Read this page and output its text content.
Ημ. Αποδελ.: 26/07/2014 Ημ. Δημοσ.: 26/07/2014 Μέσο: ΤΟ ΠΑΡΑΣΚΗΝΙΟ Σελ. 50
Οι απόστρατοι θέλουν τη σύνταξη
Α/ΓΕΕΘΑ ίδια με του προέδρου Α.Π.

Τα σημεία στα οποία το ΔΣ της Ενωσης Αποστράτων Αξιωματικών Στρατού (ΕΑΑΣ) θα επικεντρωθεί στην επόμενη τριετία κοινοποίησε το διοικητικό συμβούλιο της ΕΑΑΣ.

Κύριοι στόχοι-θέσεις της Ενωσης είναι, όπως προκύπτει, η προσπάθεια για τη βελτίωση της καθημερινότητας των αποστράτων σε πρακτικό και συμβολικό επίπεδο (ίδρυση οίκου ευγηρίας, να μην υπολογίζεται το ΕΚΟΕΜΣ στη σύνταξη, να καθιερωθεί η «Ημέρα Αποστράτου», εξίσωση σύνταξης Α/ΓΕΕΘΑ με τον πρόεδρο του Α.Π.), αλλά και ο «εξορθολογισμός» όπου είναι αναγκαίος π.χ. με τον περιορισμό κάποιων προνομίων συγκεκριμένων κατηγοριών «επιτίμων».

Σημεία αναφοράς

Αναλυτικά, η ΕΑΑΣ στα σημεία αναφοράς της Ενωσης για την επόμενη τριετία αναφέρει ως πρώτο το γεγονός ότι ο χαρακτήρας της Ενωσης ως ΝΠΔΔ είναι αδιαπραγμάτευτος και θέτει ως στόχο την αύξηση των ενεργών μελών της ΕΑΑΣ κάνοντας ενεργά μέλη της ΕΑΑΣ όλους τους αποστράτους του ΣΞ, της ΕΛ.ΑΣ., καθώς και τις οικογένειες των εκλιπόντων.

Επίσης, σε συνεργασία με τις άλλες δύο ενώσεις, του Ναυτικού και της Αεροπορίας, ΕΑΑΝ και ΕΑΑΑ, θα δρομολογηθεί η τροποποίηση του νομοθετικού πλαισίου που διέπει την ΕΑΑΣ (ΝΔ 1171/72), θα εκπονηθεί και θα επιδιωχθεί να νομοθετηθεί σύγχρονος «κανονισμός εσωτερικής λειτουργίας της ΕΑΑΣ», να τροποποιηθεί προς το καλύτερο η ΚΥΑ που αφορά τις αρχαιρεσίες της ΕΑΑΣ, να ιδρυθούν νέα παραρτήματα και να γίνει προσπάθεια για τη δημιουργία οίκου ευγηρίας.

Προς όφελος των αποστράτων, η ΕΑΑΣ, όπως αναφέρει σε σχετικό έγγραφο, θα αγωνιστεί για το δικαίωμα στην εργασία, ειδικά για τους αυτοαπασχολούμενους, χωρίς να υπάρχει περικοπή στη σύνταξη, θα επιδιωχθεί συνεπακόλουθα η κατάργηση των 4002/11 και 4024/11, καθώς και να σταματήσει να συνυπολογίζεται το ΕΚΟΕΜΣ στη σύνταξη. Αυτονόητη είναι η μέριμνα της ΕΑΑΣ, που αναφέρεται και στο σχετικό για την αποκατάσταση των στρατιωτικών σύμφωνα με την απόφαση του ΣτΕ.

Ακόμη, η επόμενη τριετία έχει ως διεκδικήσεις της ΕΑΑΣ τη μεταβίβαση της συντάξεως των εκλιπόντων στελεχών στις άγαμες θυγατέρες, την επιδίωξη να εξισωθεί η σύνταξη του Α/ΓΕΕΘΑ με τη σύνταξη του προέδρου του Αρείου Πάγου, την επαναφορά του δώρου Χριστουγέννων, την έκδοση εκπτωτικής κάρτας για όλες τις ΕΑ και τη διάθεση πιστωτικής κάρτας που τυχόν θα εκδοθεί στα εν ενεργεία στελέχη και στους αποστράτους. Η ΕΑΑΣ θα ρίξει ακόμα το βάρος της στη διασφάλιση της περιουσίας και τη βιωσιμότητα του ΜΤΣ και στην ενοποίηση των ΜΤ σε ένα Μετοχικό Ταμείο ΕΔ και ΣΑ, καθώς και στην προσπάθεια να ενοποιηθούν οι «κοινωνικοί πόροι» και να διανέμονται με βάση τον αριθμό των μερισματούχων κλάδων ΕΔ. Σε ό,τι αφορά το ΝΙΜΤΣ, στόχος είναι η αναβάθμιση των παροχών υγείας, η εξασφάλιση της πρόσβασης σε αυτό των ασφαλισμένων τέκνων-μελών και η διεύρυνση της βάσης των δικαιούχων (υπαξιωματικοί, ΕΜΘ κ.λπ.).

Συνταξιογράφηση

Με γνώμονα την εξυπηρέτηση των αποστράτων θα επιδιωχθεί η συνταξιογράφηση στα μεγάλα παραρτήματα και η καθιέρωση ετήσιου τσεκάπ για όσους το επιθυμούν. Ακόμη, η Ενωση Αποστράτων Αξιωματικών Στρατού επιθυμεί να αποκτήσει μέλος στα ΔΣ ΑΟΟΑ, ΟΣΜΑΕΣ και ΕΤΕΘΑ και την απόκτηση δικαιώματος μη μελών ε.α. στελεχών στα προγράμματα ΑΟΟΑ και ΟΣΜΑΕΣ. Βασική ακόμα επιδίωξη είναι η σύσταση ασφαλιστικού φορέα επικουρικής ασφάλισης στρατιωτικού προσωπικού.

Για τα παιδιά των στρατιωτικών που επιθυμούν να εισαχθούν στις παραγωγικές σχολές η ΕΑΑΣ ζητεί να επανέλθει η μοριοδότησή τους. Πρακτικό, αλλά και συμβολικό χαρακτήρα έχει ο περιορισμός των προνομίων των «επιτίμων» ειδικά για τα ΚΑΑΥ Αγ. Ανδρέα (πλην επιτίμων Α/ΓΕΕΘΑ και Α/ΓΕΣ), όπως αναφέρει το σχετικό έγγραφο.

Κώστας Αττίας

§ BRIEF
Your task is to transcribe the material exactly.

§ SOLUTION TO THIS PROBLEM
Read this page and output its text content.
Ημ. Αποδελ.: 26/07/2014 Ημ. Δημοσ.: 26/07/2014 Μέσο: ΤΟ ΠΑΡΑΣΚΗΝΙΟ Σελ. 50
Οι απόστρατοι θέλουν τη σύνταξη
Α/ΓΕΕΘΑ ίδια με του προέδρου Α.Π.

Τα σημεία στα οποία το ΔΣ της Ενωσης Αποστράτων Αξιωματικών Στρατού (ΕΑΑΣ) θα επικεντρωθεί στην επόμενη τριετία κοινοποίησε το διοικητικό συμβούλιο της ΕΑΑΣ.

Κύριοι στόχοι-θέσεις της Ενωσης είναι, όπως προκύπτει, η προσπάθεια για τη βελτίωση της καθημερινότητας των αποστράτων σε πρακτικό και συμβολικό επίπεδο (ίδρυση οίκου ευγηρίας, να μην υπολογίζεται το ΕΚΟΕΜΣ στη σύνταξη, να καθιερωθεί η «Ημέρα Αποστράτου», εξίσωση σύνταξης Α/ΓΕΕΘΑ με τον πρόεδρο του Α.Π.), αλλά και ο «εξορθολογισμός» όπου είναι αναγκαίος π.χ. με τον περιορισμό κάποιων προνομίων συγκεκριμένων κατηγοριών «επιτίμων».

Σημεία αναφοράς

Αναλυτικά, η ΕΑΑΣ στα σημεία αναφοράς της Ενωσης για την επόμενη τριετία αναφέρει ως πρώτο το γεγονός ότι ο χαρακτήρας της Ενωσης ως ΝΠΔΔ είναι αδιαπραγμάτευτος και θέτει ως στόχο την αύξηση των ενεργών μελών της ΕΑΑΣ κάνοντας ενεργά μέλη της ΕΑΑΣ όλους τους αποστράτους του ΣΞ, της ΕΛ.ΑΣ., καθώς και τις οικογένειες των εκλιπόντων.

Επίσης, σε συνεργασία με τις άλλες δύο ενώσεις, του Ναυτικού και της Αεροπορίας, ΕΑΑΝ και ΕΑΑΑ, θα δρομολογηθεί η τροποποίηση του νομοθετικού πλαισίου που διέπει την ΕΑΑΣ (ΝΔ 1171/72), θα εκπονηθεί και θα επιδιωχθεί να νομοθετηθεί σύγχρονος «κανονισμός εσωτερικής λειτουργίας της ΕΑΑΣ», να τροποποιηθεί προς το καλύτερο η ΚΥΑ που αφορά τις αρχαιρεσίες της ΕΑΑΣ, να ιδρυθούν νέα παραρτήματα και να γίνει προσπάθεια για τη δημιουργία οίκου ευγηρίας.

Προς όφελος των αποστράτων, η ΕΑΑΣ, όπως αναφέρει σε σχετικό έγγραφο, θα αγωνιστεί για το δικαίωμα στην εργασία, ειδικά για τους αυτοαπασχολούμενους, χωρίς να υπάρχει περικοπή στη σύνταξη, θα επιδιωχθεί συνεπακόλουθα η κατάργηση των 4002/11 και 4024/11, καθώς και να σταματήσει να συνυπολογίζεται το ΕΚΟΕΜΣ στη σύνταξη. Αυτονόητη είναι η μέριμνα της ΕΑΑΣ, που αναφέρεται και στο σχετικό για την αποκατάσταση των στρατιωτικών σύμφωνα με την απόφαση του ΣτΕ.

Ακόμη, η επόμενη τριετία έχει ως διεκδικήσεις της ΕΑΑΣ τη μεταβίβαση της συντάξεως των εκλιπόντων στελεχών στις άγαμες θυγατέρες, την επιδίωξη να εξισωθεί η σύνταξη του Α/ΓΕΕΘΑ με τη σύνταξη του προέδρου του Αρείου Πάγου, την επαναφορά του δώρου Χριστουγέννων, την έκδοση εκπτωτικής κάρτας για όλες τις ΕΑ και τη διάθεση πιστωτικής κάρτας που τυχόν θα εκδοθεί στα εν ενεργεία στελέχη και στους αποστράτους. Η ΕΑΑΣ θα ρίξει ακόμα το βάρος της στη διασφάλιση της περιουσίας και τη βιωσιμότητα του ΜΤΣ και στην ενοποίηση των ΜΤ σε ένα Μετοχικό Ταμείο ΕΔ και ΣΑ, καθώς και στην προσπάθεια να ενοποιηθούν οι «κοινωνικοί πόροι» και να διανέμονται με βάση τον αριθμό των μερισματούχων κλάδων ΕΔ. Σε ό,τι αφορά το ΝΙΜΤΣ, στόχος είναι η αναβάθμιση των παροχών υγείας, η εξασφάλιση της πρόσβασης σε αυτό των ασφαλισμένων τέκνων-μελών και η διεύρυνση της βάσης των δικαιούχων (υπαξιωματικοί, ΕΜΘ κ.λπ.).

Συνταξιογράφηση

Με γνώμονα την εξυπηρέτηση των αποστράτων θα επιδιωχθεί η συνταξιογράφηση στα μεγάλα παραρτήματα και η καθιέρωση ετήσιου τσεκάπ για όσους το επιθυμούν. Ακόμη, η Ενωση Αποστράτων Αξιωματικών Στρατού επιθυμεί να αποκτήσει μέλος στα ΔΣ ΑΟΟΑ, ΟΣΜΑΕΣ και ΕΤΕΘΑ και την απόκτηση δικαιώματος μη μελών ε.α. στελεχών στα προγράμματα ΑΟΟΑ και ΟΣΜΑΕΣ. Βασική ακόμα επιδίωξη είναι η σύσταση ασφαλιστικού φορέα επικουρικής ασφάλισης στρατιωτικού προσωπικού.

Για τα παιδιά των στρατιωτικών που επιθυμούν να εισαχθούν στις παραγωγικές σχολές η ΕΑΑΣ ζητεί να επανέλθει η μοριοδότησή τους. Πρακτικό, αλλά και συμβολικό χαρακτήρα έχει ο περιορισμός των προνομίων των «επιτίμων» ειδικά για τα ΚΑΑΥ Αγ. Ανδρέα (πλην επιτίμων Α/ΓΕΕΘΑ και Α/ΓΕΣ), όπως αναφέρει το σχετικό έγγραφο.

Κώστας Αττίας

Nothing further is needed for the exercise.